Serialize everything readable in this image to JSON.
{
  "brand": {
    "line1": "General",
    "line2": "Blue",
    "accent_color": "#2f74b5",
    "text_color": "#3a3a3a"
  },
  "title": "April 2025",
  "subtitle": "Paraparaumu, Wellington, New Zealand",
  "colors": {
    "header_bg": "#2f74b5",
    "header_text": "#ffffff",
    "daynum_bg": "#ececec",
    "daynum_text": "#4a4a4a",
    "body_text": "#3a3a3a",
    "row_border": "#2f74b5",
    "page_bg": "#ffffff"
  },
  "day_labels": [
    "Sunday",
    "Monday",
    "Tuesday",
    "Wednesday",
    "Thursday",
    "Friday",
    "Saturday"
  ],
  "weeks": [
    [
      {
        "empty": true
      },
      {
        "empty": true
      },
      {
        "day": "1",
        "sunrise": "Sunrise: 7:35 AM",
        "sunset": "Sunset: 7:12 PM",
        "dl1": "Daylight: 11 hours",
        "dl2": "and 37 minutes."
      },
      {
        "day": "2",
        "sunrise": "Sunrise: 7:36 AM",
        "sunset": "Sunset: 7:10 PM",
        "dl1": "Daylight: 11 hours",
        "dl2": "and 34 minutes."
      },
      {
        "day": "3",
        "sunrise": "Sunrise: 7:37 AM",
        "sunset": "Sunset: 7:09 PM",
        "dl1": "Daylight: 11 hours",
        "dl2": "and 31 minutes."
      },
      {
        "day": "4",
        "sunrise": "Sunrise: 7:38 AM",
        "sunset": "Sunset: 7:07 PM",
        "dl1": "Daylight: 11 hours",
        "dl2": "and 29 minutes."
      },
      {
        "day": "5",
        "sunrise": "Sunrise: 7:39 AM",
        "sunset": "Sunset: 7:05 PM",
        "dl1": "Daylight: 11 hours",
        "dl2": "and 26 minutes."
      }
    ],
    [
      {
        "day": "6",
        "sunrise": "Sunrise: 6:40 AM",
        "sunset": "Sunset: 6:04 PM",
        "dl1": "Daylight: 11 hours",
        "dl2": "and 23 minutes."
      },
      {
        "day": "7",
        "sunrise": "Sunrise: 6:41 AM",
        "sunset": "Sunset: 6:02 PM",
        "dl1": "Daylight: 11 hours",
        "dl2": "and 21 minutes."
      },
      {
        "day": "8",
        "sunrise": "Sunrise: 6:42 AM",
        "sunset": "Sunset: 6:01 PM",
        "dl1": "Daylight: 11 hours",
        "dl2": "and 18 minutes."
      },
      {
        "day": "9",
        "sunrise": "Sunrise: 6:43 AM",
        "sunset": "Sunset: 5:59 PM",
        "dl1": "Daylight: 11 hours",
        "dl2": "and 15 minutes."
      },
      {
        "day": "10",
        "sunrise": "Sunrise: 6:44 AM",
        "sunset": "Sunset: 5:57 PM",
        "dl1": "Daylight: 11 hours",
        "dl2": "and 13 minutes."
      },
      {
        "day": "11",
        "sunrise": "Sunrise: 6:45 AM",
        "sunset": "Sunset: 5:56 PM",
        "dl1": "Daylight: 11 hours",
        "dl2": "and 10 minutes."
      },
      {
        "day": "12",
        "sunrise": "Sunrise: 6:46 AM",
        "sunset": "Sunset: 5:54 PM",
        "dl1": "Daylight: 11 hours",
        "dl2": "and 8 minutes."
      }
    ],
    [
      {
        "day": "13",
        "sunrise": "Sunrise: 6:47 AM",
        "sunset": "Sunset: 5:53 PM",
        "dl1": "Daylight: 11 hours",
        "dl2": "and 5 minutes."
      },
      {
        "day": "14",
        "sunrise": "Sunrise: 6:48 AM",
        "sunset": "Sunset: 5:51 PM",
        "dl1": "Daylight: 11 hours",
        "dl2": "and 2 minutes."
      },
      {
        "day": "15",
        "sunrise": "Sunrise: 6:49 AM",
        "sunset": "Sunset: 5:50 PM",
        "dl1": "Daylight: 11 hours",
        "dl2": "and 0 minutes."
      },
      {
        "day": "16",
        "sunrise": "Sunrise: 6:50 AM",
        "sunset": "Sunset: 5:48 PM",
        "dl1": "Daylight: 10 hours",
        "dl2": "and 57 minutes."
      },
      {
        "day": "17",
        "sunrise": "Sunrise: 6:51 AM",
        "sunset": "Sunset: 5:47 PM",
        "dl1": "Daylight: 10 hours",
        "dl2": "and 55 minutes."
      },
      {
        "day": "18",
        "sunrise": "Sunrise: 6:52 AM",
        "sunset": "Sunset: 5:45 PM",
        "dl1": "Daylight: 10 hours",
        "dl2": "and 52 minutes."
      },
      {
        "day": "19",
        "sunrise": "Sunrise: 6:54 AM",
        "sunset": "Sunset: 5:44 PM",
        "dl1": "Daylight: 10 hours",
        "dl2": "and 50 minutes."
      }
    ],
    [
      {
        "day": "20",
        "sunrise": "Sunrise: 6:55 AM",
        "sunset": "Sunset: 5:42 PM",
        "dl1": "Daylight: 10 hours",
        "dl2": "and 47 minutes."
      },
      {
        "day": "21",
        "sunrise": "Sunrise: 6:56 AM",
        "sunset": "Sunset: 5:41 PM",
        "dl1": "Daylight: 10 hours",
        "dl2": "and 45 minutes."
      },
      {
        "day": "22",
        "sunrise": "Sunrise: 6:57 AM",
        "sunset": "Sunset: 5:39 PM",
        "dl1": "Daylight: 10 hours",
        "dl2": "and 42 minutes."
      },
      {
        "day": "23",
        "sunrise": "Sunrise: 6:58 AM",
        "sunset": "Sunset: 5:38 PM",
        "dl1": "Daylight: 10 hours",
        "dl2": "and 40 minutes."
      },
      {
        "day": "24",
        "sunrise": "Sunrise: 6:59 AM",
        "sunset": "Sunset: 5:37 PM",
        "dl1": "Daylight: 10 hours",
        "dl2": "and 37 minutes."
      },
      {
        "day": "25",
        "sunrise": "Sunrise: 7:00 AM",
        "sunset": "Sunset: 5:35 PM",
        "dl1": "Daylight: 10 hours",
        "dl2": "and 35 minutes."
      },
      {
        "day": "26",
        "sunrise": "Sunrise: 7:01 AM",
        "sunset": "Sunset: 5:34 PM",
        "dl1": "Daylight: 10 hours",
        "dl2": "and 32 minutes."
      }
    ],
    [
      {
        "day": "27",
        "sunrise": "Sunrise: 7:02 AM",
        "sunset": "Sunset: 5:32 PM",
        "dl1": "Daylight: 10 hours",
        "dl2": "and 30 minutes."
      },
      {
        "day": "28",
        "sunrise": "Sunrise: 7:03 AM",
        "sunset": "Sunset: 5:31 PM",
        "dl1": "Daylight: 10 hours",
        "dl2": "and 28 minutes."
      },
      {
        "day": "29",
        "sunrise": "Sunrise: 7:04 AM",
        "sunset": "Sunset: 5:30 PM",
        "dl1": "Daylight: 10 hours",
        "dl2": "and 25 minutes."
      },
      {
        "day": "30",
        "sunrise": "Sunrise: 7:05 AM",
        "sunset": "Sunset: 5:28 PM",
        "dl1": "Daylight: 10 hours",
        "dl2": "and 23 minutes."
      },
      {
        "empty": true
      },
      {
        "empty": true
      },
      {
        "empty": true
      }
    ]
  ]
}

━━━━━━━━

WHAT YOU SHOULD DO - Provide all the records again, word for word.

RESULT OF THE EXERCISE -
Serialize everything readable in this image to JSON.
{
  "brand": {
    "line1": "General",
    "line2": "Blue",
    "accent_color": "#2f74b5",
    "text_color": "#3a3a3a"
  },
  "title": "April 2025",
  "subtitle": "Paraparaumu, Wellington, New Zealand",
  "colors": {
    "header_bg": "#2f74b5",
    "header_text": "#ffffff",
    "daynum_bg": "#ececec",
    "daynum_text": "#4a4a4a",
    "body_text": "#3a3a3a",
    "row_border": "#2f74b5",
    "page_bg": "#ffffff"
  },
  "day_labels": [
    "Sunday",
    "Monday",
    "Tuesday",
    "Wednesday",
    "Thursday",
    "Friday",
    "Saturday"
  ],
  "weeks": [
    [
      {
        "empty": true
      },
      {
        "empty": true
      },
      {
        "day": "1",
        "sunrise": "Sunrise: 7:35 AM",
        "sunset": "Sunset: 7:12 PM",
        "dl1": "Daylight: 11 hours",
        "dl2": "and 37 minutes."
      },
      {
        "day": "2",
        "sunrise": "Sunrise: 7:36 AM",
        "sunset": "Sunset: 7:10 PM",
        "dl1": "Daylight: 11 hours",
        "dl2": "and 34 minutes."
      },
      {
        "day": "3",
        "sunrise": "Sunrise: 7:37 AM",
        "sunset": "Sunset: 7:09 PM",
        "dl1": "Daylight: 11 hours",
        "dl2": "and 31 minutes."
      },
      {
        "day": "4",
        "sunrise": "Sunrise: 7:38 AM",
        "sunset": "Sunset: 7:07 PM",
        "dl1": "Daylight: 11 hours",
        "dl2": "and 29 minutes."
      },
      {
        "day": "5",
        "sunrise": "Sunrise: 7:39 AM",
        "sunset": "Sunset: 7:05 PM",
        "dl1": "Daylight: 11 hours",
        "dl2": "and 26 minutes."
      }
    ],
    [
      {
        "day": "6",
        "sunrise": "Sunrise: 6:40 AM",
        "sunset": "Sunset: 6:04 PM",
        "dl1": "Daylight: 11 hours",
        "dl2": "and 23 minutes."
      },
      {
        "day": "7",
        "sunrise": "Sunrise: 6:41 AM",
        "sunset": "Sunset: 6:02 PM",
        "dl1": "Daylight: 11 hours",
        "dl2": "and 21 minutes."
      },
      {
        "day": "8",
        "sunrise": "Sunrise: 6:42 AM",
        "sunset": "Sunset: 6:01 PM",
        "dl1": "Daylight: 11 hours",
        "dl2": "and 18 minutes."
      },
      {
        "day": "9",
        "sunrise": "Sunrise: 6:43 AM",
        "sunset": "Sunset: 5:59 PM",
        "dl1": "Daylight: 11 hours",
        "dl2": "and 15 minutes."
      },
      {
        "day": "10",
        "sunrise": "Sunrise: 6:44 AM",
        "sunset": "Sunset: 5:57 PM",
        "dl1": "Daylight: 11 hours",
        "dl2": "and 13 minutes."
      },
      {
        "day": "11",
        "sunrise": "Sunrise: 6:45 AM",
        "sunset": "Sunset: 5:56 PM",
        "dl1": "Daylight: 11 hours",
        "dl2": "and 10 minutes."
      },
      {
        "day": "12",
        "sunrise": "Sunrise: 6:46 AM",
        "sunset": "Sunset: 5:54 PM",
        "dl1": "Daylight: 11 hours",
        "dl2": "and 8 minutes."
      }
    ],
    [
      {
        "day": "13",
        "sunrise": "Sunrise: 6:47 AM",
        "sunset": "Sunset: 5:53 PM",
        "dl1": "Daylight: 11 hours",
        "dl2": "and 5 minutes."
      },
      {
        "day": "14",
        "sunrise": "Sunrise: 6:48 AM",
        "sunset": "Sunset: 5:51 PM",
        "dl1": "Daylight: 11 hours",
        "dl2": "and 2 minutes."
      },
      {
        "day": "15",
        "sunrise": "Sunrise: 6:49 AM",
        "sunset": "Sunset: 5:50 PM",
        "dl1": "Daylight: 11 hours",
        "dl2": "and 0 minutes."
      },
      {
        "day": "16",
        "sunrise": "Sunrise: 6:50 AM",
        "sunset": "Sunset: 5:48 PM",
        "dl1": "Daylight: 10 hours",
        "dl2": "and 57 minutes."
      },
      {
        "day": "17",
        "sunrise": "Sunrise: 6:51 AM",
        "sunset": "Sunset: 5:47 PM",
        "dl1": "Daylight: 10 hours",
        "dl2": "and 55 minutes."
      },
      {
        "day": "18",
        "sunrise": "Sunrise: 6:52 AM",
        "sunset": "Sunset: 5:45 PM",
        "dl1": "Daylight: 10 hours",
        "dl2": "and 52 minutes."
      },
      {
        "day": "19",
        "sunrise": "Sunrise: 6:54 AM",
        "sunset": "Sunset: 5:44 PM",
        "dl1": "Daylight: 10 hours",
        "dl2": "and 50 minutes."
      }
    ],
    [
      {
        "day": "20",
        "sunrise": "Sunrise: 6:55 AM",
        "sunset": "Sunset: 5:42 PM",
        "dl1": "Daylight: 10 hours",
        "dl2": "and 47 minutes."
      },
      {
        "day": "21",
        "sunrise": "Sunrise: 6:56 AM",
        "sunset": "Sunset: 5:41 PM",
        "dl1": "Daylight: 10 hours",
        "dl2": "and 45 minutes."
      },
      {
        "day": "22",
        "sunrise": "Sunrise: 6:57 AM",
        "sunset": "Sunset: 5:39 PM",
        "dl1": "Daylight: 10 hours",
        "dl2": "and 42 minutes."
      },
      {
        "day": "23",
        "sunrise": "Sunrise: 6:58 AM",
        "sunset": "Sunset: 5:38 PM",
        "dl1": "Daylight: 10 hours",
        "dl2": "and 40 minutes."
      },
      {
        "day": "24",
        "sunrise": "Sunrise: 6:59 AM",
        "sunset": "Sunset: 5:37 PM",
        "dl1": "Daylight: 10 hours",
        "dl2": "and 37 minutes."
      },
      {
        "day": "25",
        "sunrise": "Sunrise: 7:00 AM",
        "sunset": "Sunset: 5:35 PM",
        "dl1": "Daylight: 10 hours",
        "dl2": "and 35 minutes."
      },
      {
        "day": "26",
        "sunrise": "Sunrise: 7:01 AM",
        "sunset": "Sunset: 5:34 PM",
        "dl1": "Daylight: 10 hours",
        "dl2": "and 32 minutes."
      }
    ],
    [
      {
        "day": "27",
        "sunrise": "Sunrise: 7:02 AM",
        "sunset": "Sunset: 5:32 PM",
        "dl1": "Daylight: 10 hours",
        "dl2": "and 30 minutes."
      },
      {
        "day": "28",
        "sunrise": "Sunrise: 7:03 AM",
        "sunset": "Sunset: 5:31 PM",
        "dl1": "Daylight: 10 hours",
        "dl2": "and 28 minutes."
      },
      {
        "day": "29",
        "sunrise": "Sunrise: 7:04 AM",
        "sunset": "Sunset: 5:30 PM",
        "dl1": "Daylight: 10 hours",
        "dl2": "and 25 minutes."
      },
      {
        "day": "30",
        "sunrise": "Sunrise: 7:05 AM",
        "sunset": "Sunset: 5:28 PM",
        "dl1": "Daylight: 10 hours",
        "dl2": "and 23 minutes."
      },
      {
        "empty": true
      },
      {
        "empty": true
      },
      {
        "empty": true
      }
    ]
  ]
}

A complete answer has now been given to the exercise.